Items from a data source

-----

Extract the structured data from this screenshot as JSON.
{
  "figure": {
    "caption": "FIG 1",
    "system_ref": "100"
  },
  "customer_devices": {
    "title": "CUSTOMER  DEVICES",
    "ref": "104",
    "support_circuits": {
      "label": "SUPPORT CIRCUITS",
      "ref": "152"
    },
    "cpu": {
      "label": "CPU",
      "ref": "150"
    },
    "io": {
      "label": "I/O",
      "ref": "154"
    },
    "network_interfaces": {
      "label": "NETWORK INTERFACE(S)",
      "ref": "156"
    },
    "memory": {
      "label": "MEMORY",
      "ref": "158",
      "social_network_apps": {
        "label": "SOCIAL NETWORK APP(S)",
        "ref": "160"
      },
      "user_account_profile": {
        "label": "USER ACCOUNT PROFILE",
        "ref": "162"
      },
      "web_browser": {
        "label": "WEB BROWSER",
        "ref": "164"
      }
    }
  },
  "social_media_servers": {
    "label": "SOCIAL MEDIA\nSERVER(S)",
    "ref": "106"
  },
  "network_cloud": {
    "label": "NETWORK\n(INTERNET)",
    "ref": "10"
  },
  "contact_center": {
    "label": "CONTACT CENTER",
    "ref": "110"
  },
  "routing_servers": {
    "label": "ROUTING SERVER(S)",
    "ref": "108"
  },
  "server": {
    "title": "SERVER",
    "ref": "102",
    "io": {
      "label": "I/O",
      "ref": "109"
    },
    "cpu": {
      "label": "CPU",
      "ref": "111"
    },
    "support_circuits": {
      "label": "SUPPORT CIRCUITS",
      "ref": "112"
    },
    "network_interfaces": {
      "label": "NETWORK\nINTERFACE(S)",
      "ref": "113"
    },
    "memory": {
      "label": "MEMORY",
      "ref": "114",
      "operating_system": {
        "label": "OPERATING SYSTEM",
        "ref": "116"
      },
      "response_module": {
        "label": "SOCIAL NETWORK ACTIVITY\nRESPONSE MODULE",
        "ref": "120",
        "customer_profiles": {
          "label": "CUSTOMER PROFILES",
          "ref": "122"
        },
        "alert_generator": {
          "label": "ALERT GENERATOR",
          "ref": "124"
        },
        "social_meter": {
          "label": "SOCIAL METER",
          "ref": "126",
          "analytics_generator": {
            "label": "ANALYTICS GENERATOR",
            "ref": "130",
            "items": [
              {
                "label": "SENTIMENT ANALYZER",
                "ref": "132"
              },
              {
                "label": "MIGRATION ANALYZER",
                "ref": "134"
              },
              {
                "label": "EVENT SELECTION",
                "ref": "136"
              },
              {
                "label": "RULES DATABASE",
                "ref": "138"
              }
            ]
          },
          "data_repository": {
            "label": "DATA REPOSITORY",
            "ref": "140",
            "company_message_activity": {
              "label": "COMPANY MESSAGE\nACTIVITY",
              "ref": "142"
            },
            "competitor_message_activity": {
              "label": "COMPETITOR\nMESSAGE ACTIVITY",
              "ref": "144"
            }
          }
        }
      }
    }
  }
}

-----

*Your objective:*
Locate the word "ANALYZER" in the entries, and copy every line where it is found.

*Finished exercise:*
                "label": "SENTIMENT ANALYZER",
                "label": "MIGRATION ANALYZER",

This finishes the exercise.